> EXERCISE MATERIALS:
== == ==

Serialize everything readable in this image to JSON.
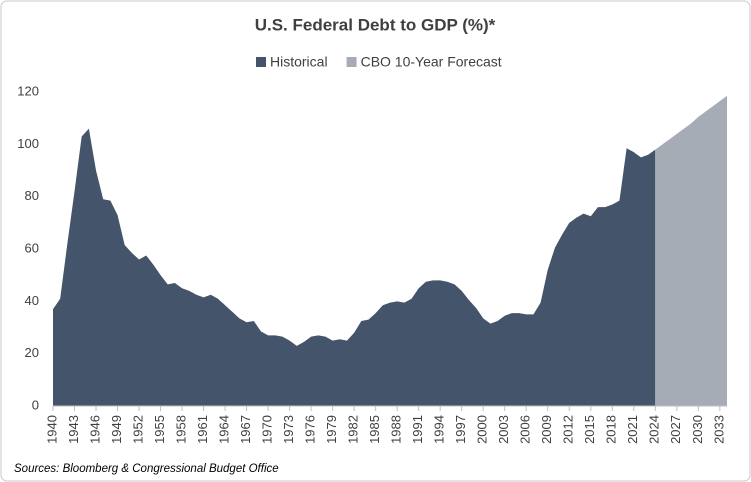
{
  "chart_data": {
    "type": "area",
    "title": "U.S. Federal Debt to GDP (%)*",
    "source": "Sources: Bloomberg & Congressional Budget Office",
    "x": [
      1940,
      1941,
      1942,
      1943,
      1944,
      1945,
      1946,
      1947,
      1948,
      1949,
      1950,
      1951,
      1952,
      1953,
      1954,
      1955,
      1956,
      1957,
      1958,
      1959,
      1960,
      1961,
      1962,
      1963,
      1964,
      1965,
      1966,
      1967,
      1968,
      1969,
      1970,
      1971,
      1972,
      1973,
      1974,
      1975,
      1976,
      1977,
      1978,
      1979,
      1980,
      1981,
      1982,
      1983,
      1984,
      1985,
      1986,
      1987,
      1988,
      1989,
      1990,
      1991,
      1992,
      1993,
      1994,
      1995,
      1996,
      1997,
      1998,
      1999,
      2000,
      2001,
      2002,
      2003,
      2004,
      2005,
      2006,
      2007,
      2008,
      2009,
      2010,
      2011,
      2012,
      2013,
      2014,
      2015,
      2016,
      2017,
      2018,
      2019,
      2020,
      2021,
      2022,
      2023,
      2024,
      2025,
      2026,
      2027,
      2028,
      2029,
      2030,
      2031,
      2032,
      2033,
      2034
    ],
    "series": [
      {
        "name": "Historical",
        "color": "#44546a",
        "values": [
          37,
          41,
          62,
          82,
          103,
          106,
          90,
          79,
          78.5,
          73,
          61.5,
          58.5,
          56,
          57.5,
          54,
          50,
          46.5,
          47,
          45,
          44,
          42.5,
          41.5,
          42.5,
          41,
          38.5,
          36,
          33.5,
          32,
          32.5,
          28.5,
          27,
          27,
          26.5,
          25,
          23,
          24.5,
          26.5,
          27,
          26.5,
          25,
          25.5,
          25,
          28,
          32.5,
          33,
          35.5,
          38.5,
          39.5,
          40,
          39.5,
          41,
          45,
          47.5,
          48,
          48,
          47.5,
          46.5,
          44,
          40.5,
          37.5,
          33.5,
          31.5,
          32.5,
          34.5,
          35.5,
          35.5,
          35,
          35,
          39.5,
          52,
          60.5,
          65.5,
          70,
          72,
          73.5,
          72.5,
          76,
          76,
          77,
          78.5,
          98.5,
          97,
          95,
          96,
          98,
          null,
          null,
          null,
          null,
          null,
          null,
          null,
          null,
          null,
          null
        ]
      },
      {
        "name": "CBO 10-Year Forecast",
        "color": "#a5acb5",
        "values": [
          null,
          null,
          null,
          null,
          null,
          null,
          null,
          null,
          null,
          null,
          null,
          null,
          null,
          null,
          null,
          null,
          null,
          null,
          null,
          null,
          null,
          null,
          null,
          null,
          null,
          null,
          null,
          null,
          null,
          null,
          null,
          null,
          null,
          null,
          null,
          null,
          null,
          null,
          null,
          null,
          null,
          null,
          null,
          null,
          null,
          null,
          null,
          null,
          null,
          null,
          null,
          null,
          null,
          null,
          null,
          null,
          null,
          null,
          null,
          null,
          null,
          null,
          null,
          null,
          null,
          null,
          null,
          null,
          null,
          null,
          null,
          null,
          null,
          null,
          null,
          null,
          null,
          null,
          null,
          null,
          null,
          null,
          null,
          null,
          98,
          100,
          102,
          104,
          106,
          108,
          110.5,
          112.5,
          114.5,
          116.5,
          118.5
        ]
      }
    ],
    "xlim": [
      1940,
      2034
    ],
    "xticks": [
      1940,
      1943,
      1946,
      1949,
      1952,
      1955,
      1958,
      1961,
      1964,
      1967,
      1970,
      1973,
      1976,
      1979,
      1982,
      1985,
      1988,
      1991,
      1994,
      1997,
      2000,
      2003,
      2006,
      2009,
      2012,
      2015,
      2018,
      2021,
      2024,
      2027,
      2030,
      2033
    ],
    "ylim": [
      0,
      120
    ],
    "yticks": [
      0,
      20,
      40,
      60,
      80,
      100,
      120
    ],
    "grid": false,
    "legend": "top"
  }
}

== == ==

> YOUR OBJECTIVE: Copy each line of the preceding data that contains the string "name".

> WORKED ANSWER:
        "name": "Historical",
        "name": "CBO 10-Year Forecast",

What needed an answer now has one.